Every line of the material below must be repeated exactly.

◇ ◇ ◇ ◇ ◇

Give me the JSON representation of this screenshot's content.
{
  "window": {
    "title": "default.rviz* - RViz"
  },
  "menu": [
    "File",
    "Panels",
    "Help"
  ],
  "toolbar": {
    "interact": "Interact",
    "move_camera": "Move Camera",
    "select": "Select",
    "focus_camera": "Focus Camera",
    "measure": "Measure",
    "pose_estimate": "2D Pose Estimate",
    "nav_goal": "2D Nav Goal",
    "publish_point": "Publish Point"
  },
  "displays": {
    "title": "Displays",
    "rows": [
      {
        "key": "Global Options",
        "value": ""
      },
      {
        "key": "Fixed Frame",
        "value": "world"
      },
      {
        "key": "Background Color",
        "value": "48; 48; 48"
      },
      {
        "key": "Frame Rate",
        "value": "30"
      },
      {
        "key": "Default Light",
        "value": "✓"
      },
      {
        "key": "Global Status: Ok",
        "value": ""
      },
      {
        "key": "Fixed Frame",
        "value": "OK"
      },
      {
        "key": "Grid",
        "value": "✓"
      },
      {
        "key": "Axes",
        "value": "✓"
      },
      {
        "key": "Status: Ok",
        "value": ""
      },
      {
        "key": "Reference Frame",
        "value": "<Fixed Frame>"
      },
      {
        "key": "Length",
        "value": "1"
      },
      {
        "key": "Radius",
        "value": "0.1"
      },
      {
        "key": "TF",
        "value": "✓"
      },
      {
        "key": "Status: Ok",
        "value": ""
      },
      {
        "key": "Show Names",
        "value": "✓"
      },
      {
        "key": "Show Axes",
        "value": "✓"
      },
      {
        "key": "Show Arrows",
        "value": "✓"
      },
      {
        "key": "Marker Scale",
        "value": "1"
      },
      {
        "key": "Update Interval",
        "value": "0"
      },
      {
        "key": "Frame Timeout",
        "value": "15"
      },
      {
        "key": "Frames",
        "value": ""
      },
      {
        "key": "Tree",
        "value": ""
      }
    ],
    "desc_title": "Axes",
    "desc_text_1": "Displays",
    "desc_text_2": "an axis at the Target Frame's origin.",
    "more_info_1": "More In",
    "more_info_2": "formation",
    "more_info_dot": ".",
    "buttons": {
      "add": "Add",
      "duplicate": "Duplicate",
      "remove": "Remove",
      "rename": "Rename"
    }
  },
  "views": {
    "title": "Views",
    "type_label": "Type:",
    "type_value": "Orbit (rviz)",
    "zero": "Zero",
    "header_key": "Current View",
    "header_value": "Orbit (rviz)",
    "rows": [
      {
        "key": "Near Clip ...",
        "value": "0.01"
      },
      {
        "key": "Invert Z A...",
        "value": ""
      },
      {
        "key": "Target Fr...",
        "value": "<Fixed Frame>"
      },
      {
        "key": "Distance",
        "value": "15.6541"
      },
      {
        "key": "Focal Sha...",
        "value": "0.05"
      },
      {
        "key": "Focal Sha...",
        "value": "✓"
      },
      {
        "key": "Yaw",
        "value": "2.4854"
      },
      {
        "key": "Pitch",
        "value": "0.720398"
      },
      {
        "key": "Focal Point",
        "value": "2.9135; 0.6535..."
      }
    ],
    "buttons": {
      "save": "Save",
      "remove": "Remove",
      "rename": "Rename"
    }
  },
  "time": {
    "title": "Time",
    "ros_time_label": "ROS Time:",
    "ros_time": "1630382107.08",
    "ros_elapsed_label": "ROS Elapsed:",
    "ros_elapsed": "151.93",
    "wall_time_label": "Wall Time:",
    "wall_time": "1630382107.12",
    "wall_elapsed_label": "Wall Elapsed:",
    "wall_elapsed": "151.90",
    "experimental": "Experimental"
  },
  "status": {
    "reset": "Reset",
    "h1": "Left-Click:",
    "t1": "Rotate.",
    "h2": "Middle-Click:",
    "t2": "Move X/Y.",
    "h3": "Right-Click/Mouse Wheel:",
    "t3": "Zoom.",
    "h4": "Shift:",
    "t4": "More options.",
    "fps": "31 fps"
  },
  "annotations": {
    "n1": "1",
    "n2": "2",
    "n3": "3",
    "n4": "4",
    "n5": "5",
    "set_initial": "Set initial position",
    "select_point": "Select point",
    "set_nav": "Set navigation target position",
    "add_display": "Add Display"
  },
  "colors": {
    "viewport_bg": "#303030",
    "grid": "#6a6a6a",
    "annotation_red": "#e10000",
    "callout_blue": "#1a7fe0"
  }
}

◇ ◇ ◇ ◇ ◇

» **OUTPUT OF THE TASK**:
Give me the JSON representation of this screenshot's content.
{
  "window": {
    "title": "default.rviz* - RViz"
  },
  "menu": [
    "File",
    "Panels",
    "Help"
  ],
  "toolbar": {
    "interact": "Interact",
    "move_camera": "Move Camera",
    "select": "Select",
    "focus_camera": "Focus Camera",
    "measure": "Measure",
    "pose_estimate": "2D Pose Estimate",
    "nav_goal": "2D Nav Goal",
    "publish_point": "Publish Point"
  },
  "displays": {
    "title": "Displays",
    "rows": [
      {
        "key": "Global Options",
        "value": ""
      },
      {
        "key": "Fixed Frame",
        "value": "world"
      },
      {
        "key": "Background Color",
        "value": "48; 48; 48"
      },
      {
        "key": "Frame Rate",
        "value": "30"
      },
      {
        "key": "Default Light",
        "value": "✓"
      },
      {
        "key": "Global Status: Ok",
        "value": ""
      },
      {
        "key": "Fixed Frame",
        "value": "OK"
      },
      {
        "key": "Grid",
        "value": "✓"
      },
      {
        "key": "Axes",
        "value": "✓"
      },
      {
        "key": "Status: Ok",
        "value": ""
      },
      {
        "key": "Reference Frame",
        "value": "<Fixed Frame>"
      },
      {
        "key": "Length",
        "value": "1"
      },
      {
        "key": "Radius",
        "value": "0.1"
      },
      {
        "key": "TF",
        "value": "✓"
      },
      {
        "key": "Status: Ok",
        "value": ""
      },
      {
        "key": "Show Names",
        "value": "✓"
      },
      {
        "key": "Show Axes",
        "value": "✓"
      },
      {
        "key": "Show Arrows",
        "value": "✓"
      },
      {
        "key": "Marker Scale",
        "value": "1"
      },
      {
        "key": "Update Interval",
        "value": "0"
      },
      {
        "key": "Frame Timeout",
        "value": "15"
      },
      {
        "key": "Frames",
        "value": ""
      },
      {
        "key": "Tree",
        "value": ""
      }
    ],
    "desc_title": "Axes",
    "desc_text_1": "Displays",
    "desc_text_2": "an axis at the Target Frame's origin.",
    "more_info_1": "More In",
    "more_info_2": "formation",
    "more_info_dot": ".",
    "buttons": {
      "add": "Add",
      "duplicate": "Duplicate",
      "remove": "Remove",
      "rename": "Rename"
    }
  },
  "views": {
    "title": "Views",
    "type_label": "Type:",
    "type_value": "Orbit (rviz)",
    "zero": "Zero",
    "header_key": "Current View",
    "header_value": "Orbit (rviz)",
    "rows": [
      {
        "key": "Near Clip ...",
        "value": "0.01"
      },
      {
        "key": "Invert Z A...",
        "value": ""
      },
      {
        "key": "Target Fr...",
        "value": "<Fixed Frame>"
      },
      {
        "key": "Distance",
        "value": "15.6541"
      },
      {
        "key": "Focal Sha...",
        "value": "0.05"
      },
      {
        "key": "Focal Sha...",
        "value": "✓"
      },
      {
        "key": "Yaw",
        "value": "2.4854"
      },
      {
        "key": "Pitch",
        "value": "0.720398"
      },
      {
        "key": "Focal Point",
        "value": "2.9135; 0.6535..."
      }
    ],
    "buttons": {
      "save": "Save",
      "remove": "Remove",
      "rename": "Rename"
    }
  },
  "time": {
    "title": "Time",
    "ros_time_label": "ROS Time:",
    "ros_time": "1630382107.08",
    "ros_elapsed_label": "ROS Elapsed:",
    "ros_elapsed": "151.93",
    "wall_time_label": "Wall Time:",
    "wall_time": "1630382107.12",
    "wall_elapsed_label": "Wall Elapsed:",
    "wall_elapsed": "151.90",
    "experimental": "Experimental"
  },
  "status": {
    "reset": "Reset",
    "h1": "Left-Click:",
    "t1": "Rotate.",
    "h2": "Middle-Click:",
    "t2": "Move X/Y.",
    "h3": "Right-Click/Mouse Wheel:",
    "t3": "Zoom.",
    "h4": "Shift:",
    "t4": "More options.",
    "fps": "31 fps"
  },
  "annotations": {
    "n1": "1",
    "n2": "2",
    "n3": "3",
    "n4": "4",
    "n5": "5",
    "set_initial": "Set initial position",
    "select_point": "Select point",
    "set_nav": "Set navigation target position",
    "add_display": "Add Display"
  },
  "colors": {
    "viewport_bg": "#303030",
    "grid": "#6a6a6a",
    "annotation_red": "#e10000",
    "callout_blue": "#1a7fe0"
  }
}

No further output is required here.